Document passage>

++++++++++

10 Technical Questions Asked in a Junior Data Analyst Interview

Introduction

photo source: Picpedia.org

In order to meet the requirement, first you can dig into my personal website to have some ideas for building a personal brand. Then, it comes to the topic: 10 technical questions were asked in my junior data analyst interview.

10 Technical Questions

  1. What is your check list when you receive a new quantitative dataset?
  2. Explain the difference between list and tuple in Python
  3. Explain the difference between set and dict in Python
  4. Explain the difference between variance and bias in statistics/machine learning
  5. According to 4, how to reduce the gap between variance and bias in machine learning
  6. Briefly explain the job description of data analyst
  7. Briefly explain how data analysts create the actual value in a company
  8. Provide a data analysis project you had conducted/involved in
  9. Some following questions for the limiting factors of this project (question 8)
  10. Propose at least three question related to the role and the company.

Scroll down if you want to know how did I ask them resulting in getting the position

photo source: https://pixabay.com/

Details & Answer to 10 Technical Questions

1. Check list for a new quantitative dataset?

1. Check the data type and open in a data analysis tool. E.g. Excel, R, Python…

2. Check the data type of each column. If they are any mistakes, redefine the data type. E.g. a column of money exchange but it is defined as string

3. View the whole dataset or tail and head depends on the size, summarise the dataset, and make graphs to detect any possible, unreasonable outliers.

4. Find if there are any missing value in each column, and fill them depends on the different scenarios. E.g. air temperature can fill with average temperature,

5. Find the inconsistent name or labels such as misspelling, extra space, and modify them. E.g. NicolasCage, NicolasCave, Nicolas Cage

2. Python: the difference between List and Tuple

Thus, the answer to this question can be easily explained by one key sentence

List is mutable and Tuple is immutable, which means List can be modified but Tuple can’t

Of course, there are other characteristics different and Pros & Cons following them. You can check online sources like Real Python.

3. Python: the difference between set and dict

Dict is the version of Set with a key-value pairing, which requires input value. Then both Set and Dict can have unordered but not two identical keys.

4–5. Machine learning: variance and bias

Source: https://en.wikipedia.org/

bias-variance is a classical trade-off in machine learning, also related to overfitting problems. The answer to question 4 is like blew:

Bias: an indicator of how close the prediction to the actual value inside the training data used

Variance: an indicator of how the prediction to the actual value out of the training data used

Then, to reduce the gap according to the upper graph, the best model complexity achieve the relatively low total error, variance and bias (not the best for each so it called trade-off…) The approach to question 5 is

To divide the whole dataset into training, validation, and test sets. Use training and validation set to train model, and test set to determine the final performance after training.

++++++++++

Data block>
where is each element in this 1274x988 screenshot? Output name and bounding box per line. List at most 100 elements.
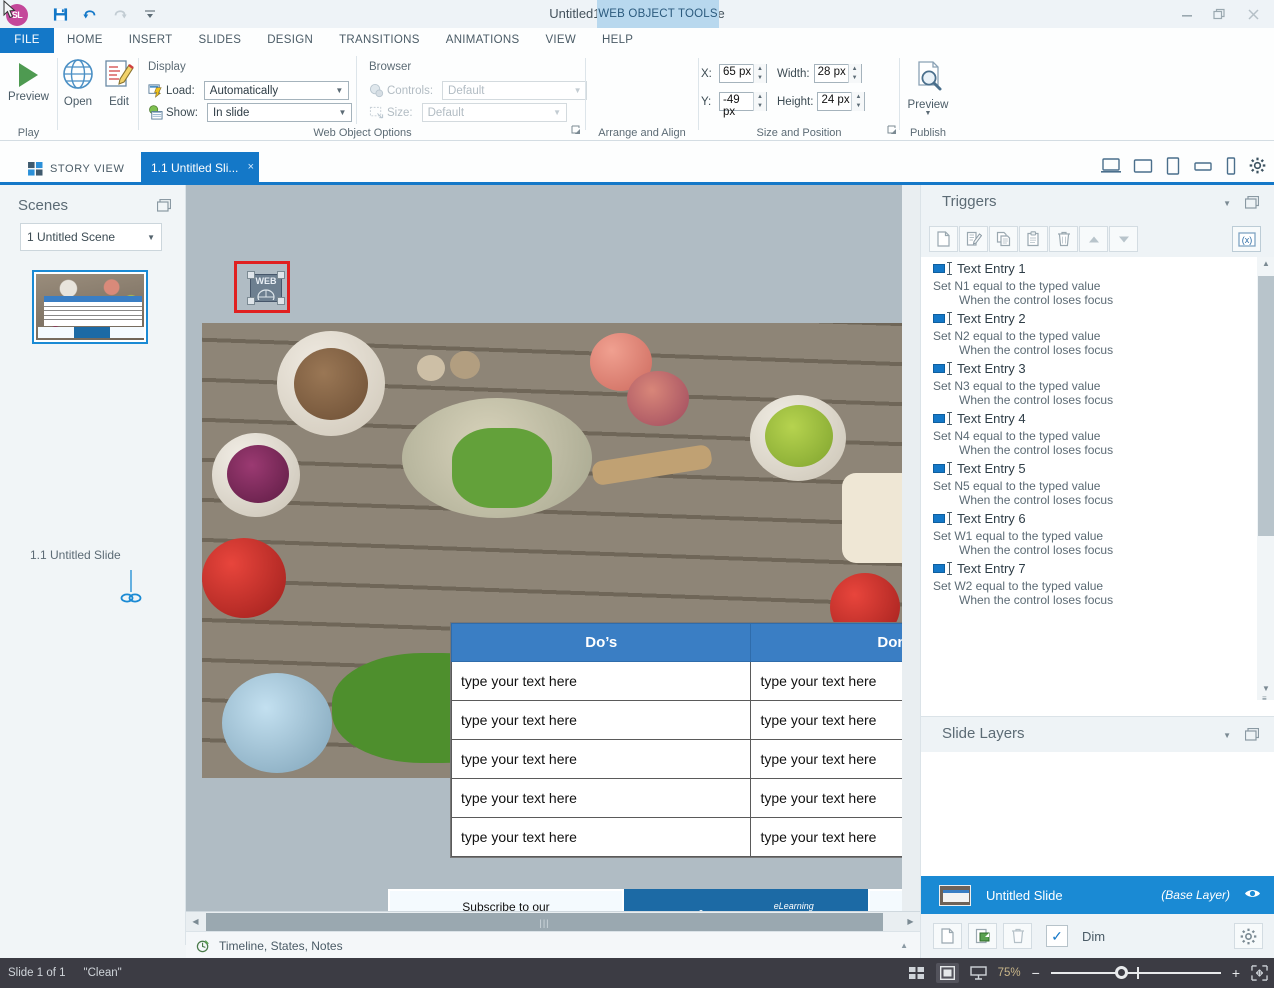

++++++++++

Work to be completed> Resume the article on junior data analyst interview questions above, picking up right after its final sentence.

Response below>
6. Job description of data analyst

By detecting, analysing and explaining the hidden facts behind any kind of data, data analyst enables to execute corresponding actions and then create actual value for the company.

7. Actual value created by data analyst

Data analysts usually cooperate with other departments in the company. We make daily/weekly/monthly reports for the executive team. These reports provide crucial information for decision-making, avoiding mistakes and fixing problems.

8–9. A data analysis project you have done

The project I introduced is a machine learning application to micro-climate real-time forecast. Some of the detail you can check from my Github.

Of course, to verify if I have really done this project, the follow-up questions for the detail are the next. At this point, I was asked about the limitation, the difficulties, the problems I met and my corresponding solution.

The most important to answer this question is to react to the doubts from the recruiter with confidence. It is not to prove that you can do things perfectly. It is here to show you have understood in the real-life things won’t go well usually and you know how to cope with various situations properly and logically.

10. Three questions from you

1. What kinds of programming tools will I use in this role, so that I recap a bit or promote my skills in certain programming tools? (Indicate your willingness to learn)

2. What will be the daily work like? How will I interact with different departments in the company?

3. How can I expect the training as a junior data analyst?

Reflection

In addition, The courses of data analysis are not necessary, but it helps you to acquire a bigger picture and maybe cover some knowledge you haven’t used in your past projects. It is beneficial to take courses in data analysis just before the interview. They cover all of the basic entry-level technical questions and made me feel confident and less nervous. However, you should consider your memory. “Do not do them too early and you would only have fuzzy memory in your interview!”

Last but not least, the advice for those who did not have any related work experience in data analysis but have complete training of it. “Start you build your profile!” It is the key to be invited to job interviews where will be your runway.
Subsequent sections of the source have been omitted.